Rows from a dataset
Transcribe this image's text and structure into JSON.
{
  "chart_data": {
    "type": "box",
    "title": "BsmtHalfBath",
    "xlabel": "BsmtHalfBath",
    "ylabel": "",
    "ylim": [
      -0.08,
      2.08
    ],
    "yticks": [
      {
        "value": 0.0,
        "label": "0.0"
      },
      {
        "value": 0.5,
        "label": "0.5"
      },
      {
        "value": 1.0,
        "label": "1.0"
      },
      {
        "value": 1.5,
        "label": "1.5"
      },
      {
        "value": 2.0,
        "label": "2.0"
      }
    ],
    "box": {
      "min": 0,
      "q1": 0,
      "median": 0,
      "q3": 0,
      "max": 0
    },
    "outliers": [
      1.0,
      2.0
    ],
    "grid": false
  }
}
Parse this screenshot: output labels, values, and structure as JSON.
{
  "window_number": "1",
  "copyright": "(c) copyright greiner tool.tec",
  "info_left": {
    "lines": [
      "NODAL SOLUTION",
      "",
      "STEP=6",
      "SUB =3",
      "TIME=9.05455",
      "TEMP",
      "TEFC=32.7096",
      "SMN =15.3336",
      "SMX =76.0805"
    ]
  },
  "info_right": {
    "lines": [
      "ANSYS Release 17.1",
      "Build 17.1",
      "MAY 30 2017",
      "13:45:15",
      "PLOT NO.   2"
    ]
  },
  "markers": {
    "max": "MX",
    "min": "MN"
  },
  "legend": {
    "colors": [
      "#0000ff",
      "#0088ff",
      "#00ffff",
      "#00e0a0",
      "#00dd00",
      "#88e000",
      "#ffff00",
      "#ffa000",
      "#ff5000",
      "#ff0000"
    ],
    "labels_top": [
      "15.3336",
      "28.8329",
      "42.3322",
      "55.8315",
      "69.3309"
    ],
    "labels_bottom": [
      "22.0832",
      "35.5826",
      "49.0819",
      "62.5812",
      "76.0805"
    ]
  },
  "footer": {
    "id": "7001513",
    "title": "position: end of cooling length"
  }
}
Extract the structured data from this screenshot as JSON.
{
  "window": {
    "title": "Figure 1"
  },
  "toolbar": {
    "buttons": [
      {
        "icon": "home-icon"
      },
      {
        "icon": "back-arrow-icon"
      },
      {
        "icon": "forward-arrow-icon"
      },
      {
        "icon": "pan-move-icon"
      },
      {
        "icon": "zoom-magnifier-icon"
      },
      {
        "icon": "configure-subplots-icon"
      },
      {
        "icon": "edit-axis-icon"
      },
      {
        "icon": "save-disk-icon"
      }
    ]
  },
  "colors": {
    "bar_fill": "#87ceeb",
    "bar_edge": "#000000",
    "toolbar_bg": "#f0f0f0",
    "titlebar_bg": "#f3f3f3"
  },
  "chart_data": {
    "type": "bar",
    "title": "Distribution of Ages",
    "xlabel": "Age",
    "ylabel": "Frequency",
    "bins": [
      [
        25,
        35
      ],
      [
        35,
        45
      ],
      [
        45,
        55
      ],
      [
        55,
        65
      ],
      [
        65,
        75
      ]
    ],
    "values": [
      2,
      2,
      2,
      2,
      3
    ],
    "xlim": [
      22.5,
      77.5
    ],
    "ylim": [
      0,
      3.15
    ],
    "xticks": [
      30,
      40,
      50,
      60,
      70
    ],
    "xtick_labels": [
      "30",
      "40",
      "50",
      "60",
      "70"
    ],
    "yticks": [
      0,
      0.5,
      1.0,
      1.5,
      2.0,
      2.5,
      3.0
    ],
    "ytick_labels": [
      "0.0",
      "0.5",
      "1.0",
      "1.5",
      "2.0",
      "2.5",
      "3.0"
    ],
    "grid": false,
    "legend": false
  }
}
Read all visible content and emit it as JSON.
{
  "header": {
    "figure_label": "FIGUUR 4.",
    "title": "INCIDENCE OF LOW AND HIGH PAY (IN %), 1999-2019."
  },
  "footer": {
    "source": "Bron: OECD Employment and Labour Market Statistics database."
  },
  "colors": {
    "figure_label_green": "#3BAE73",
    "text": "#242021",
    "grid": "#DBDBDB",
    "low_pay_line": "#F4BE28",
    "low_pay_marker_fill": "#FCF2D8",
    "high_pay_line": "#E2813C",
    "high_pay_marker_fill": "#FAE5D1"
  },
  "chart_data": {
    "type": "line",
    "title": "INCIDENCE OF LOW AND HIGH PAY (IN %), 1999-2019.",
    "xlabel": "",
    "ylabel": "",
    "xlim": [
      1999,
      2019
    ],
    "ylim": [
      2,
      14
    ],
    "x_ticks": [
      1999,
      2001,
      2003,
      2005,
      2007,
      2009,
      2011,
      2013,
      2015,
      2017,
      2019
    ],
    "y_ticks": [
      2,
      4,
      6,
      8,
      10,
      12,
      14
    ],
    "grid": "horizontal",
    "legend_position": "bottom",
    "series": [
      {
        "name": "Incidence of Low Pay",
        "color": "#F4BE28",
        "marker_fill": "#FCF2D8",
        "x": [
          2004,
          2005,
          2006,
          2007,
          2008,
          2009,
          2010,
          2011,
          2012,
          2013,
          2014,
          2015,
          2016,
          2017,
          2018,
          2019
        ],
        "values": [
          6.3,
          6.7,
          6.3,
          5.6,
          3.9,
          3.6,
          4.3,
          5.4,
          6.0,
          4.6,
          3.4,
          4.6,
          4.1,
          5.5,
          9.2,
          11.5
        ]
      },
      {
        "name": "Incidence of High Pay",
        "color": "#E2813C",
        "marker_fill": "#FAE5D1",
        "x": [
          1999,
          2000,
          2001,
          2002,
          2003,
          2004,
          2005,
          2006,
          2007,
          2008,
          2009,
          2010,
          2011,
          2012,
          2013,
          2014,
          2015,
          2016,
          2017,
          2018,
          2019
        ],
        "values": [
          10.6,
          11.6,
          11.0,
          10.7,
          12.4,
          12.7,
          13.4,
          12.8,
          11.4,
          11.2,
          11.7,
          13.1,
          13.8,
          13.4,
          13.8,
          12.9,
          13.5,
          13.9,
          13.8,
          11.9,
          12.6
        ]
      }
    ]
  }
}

SHORT TASK
Quote each line of the listing above exactly.

ANSWER
Transcribe this image's text and structure into JSON.
{
  "chart_data": {
    "type": "box",
    "title": "BsmtHalfBath",
    "xlabel": "BsmtHalfBath",
    "ylabel": "",
    "ylim": [
      -0.08,
      2.08
    ],
    "yticks": [
      {
        "value": 0.0,
        "label": "0.0"
      },
      {
        "value": 0.5,
        "label": "0.5"
      },
      {
        "value": 1.0,
        "label": "1.0"
      },
      {
        "value": 1.5,
        "label": "1.5"
      },
      {
        "value": 2.0,
        "label": "2.0"
      }
    ],
    "box": {
      "min": 0,
      "q1": 0,
      "median": 0,
      "q3": 0,
      "max": 0
    },
    "outliers": [
      1.0,
      2.0
    ],
    "grid": false
  }
}
Parse this screenshot: output labels, values, and structure as JSON.
{
  "window_number": "1",
  "copyright": "(c) copyright greiner tool.tec",
  "info_left": {
    "lines": [
      "NODAL SOLUTION",
      "",
      "STEP=6",
      "SUB =3",
      "TIME=9.05455",
      "TEMP",
      "TEFC=32.7096",
      "SMN =15.3336",
      "SMX =76.0805"
    ]
  },
  "info_right": {
    "lines": [
      "ANSYS Release 17.1",
      "Build 17.1",
      "MAY 30 2017",
      "13:45:15",
      "PLOT NO.   2"
    ]
  },
  "markers": {
    "max": "MX",
    "min": "MN"
  },
  "legend": {
    "colors": [
      "#0000ff",
      "#0088ff",
      "#00ffff",
      "#00e0a0",
      "#00dd00",
      "#88e000",
      "#ffff00",
      "#ffa000",
      "#ff5000",
      "#ff0000"
    ],
    "labels_top": [
      "15.3336",
      "28.8329",
      "42.3322",
      "55.8315",
      "69.3309"
    ],
    "labels_bottom": [
      "22.0832",
      "35.5826",
      "49.0819",
      "62.5812",
      "76.0805"
    ]
  },
  "footer": {
    "id": "7001513",
    "title": "position: end of cooling length"
  }
}
Extract the structured data from this screenshot as JSON.
{
  "window": {
    "title": "Figure 1"
  },
  "toolbar": {
    "buttons": [
      {
        "icon": "home-icon"
      },
      {
        "icon": "back-arrow-icon"
      },
      {
        "icon": "forward-arrow-icon"
      },
      {
        "icon": "pan-move-icon"
      },
      {
        "icon": "zoom-magnifier-icon"
      },
      {
        "icon": "configure-subplots-icon"
      },
      {
        "icon": "edit-axis-icon"
      },
      {
        "icon": "save-disk-icon"
      }
    ]
  },
  "colors": {
    "bar_fill": "#87ceeb",
    "bar_edge": "#000000",
    "toolbar_bg": "#f0f0f0",
    "titlebar_bg": "#f3f3f3"
  },
  "chart_data": {
    "type": "bar",
    "title": "Distribution of Ages",
    "xlabel": "Age",
    "ylabel": "Frequency",
    "bins": [
      [
        25,
        35
      ],
      [
        35,
        45
      ],
      [
        45,
        55
      ],
      [
        55,
        65
      ],
      [
        65,
        75
      ]
    ],
    "values": [
      2,
      2,
      2,
      2,
      3
    ],
    "xlim": [
      22.5,
      77.5
    ],
    "ylim": [
      0,
      3.15
    ],
    "xticks": [
      30,
      40,
      50,
      60,
      70
    ],
    "xtick_labels": [
      "30",
      "40",
      "50",
      "60",
      "70"
    ],
    "yticks": [
      0,
      0.5,
      1.0,
      1.5,
      2.0,
      2.5,
      3.0
    ],
    "ytick_labels": [
      "0.0",
      "0.5",
      "1.0",
      "1.5",
      "2.0",
      "2.5",
      "3.0"
    ],
    "grid": false,
    "legend": false
  }
}
Read all visible content and emit it as JSON.
{
  "header": {
    "figure_label": "FIGUUR 4.",
    "title": "INCIDENCE OF LOW AND HIGH PAY (IN %), 1999-2019."
  },
  "footer": {
    "source": "Bron: OECD Employment and Labour Market Statistics database."
  },
  "colors": {
    "figure_label_green": "#3BAE73",
    "text": "#242021",
    "grid": "#DBDBDB",
    "low_pay_line": "#F4BE28",
    "low_pay_marker_fill": "#FCF2D8",
    "high_pay_line": "#E2813C",
    "high_pay_marker_fill": "#FAE5D1"
  },
  "chart_data": {
    "type": "line",
    "title": "INCIDENCE OF LOW AND HIGH PAY (IN %), 1999-2019.",
    "xlabel": "",
    "ylabel": "",
    "xlim": [
      1999,
      2019
    ],
    "ylim": [
      2,
      14
    ],
    "x_ticks": [
      1999,
      2001,
      2003,
      2005,
      2007,
      2009,
      2011,
      2013,
      2015,
      2017,
      2019
    ],
    "y_ticks": [
      2,
      4,
      6,
      8,
      10,
      12,
      14
    ],
    "grid": "horizontal",
    "legend_position": "bottom",
    "series": [
      {
        "name": "Incidence of Low Pay",
        "color": "#F4BE28",
        "marker_fill": "#FCF2D8",
        "x": [
          2004,
          2005,
          2006,
          2007,
          2008,
          2009,
          2010,
          2011,
          2012,
          2013,
          2014,
          2015,
          2016,
          2017,
          2018,
          2019
        ],
        "values": [
          6.3,
          6.7,
          6.3,
          5.6,
          3.9,
          3.6,
          4.3,
          5.4,
          6.0,
          4.6,
          3.4,
          4.6,
          4.1,
          5.5,
          9.2,
          11.5
        ]
      },
      {
        "name": "Incidence of High Pay",
        "color": "#E2813C",
        "marker_fill": "#FAE5D1",
        "x": [
          1999,
          2000,
          2001,
          2002,
          2003,
          2004,
          2005,
          2006,
          2007,
          2008,
          2009,
          2010,
          2011,
          2012,
          2013,
          2014,
          2015,
          2016,
          2017,
          2018,
          2019
        ],
        "values": [
          10.6,
          11.6,
          11.0,
          10.7,
          12.4,
          12.7,
          13.4,
          12.8,
          11.4,
          11.2,
          11.7,
          13.1,
          13.8,
          13.4,
          13.8,
          12.9,
          13.5,
          13.9,
          13.8,
          11.9,
          12.6
        ]
      }
    ]
  }
}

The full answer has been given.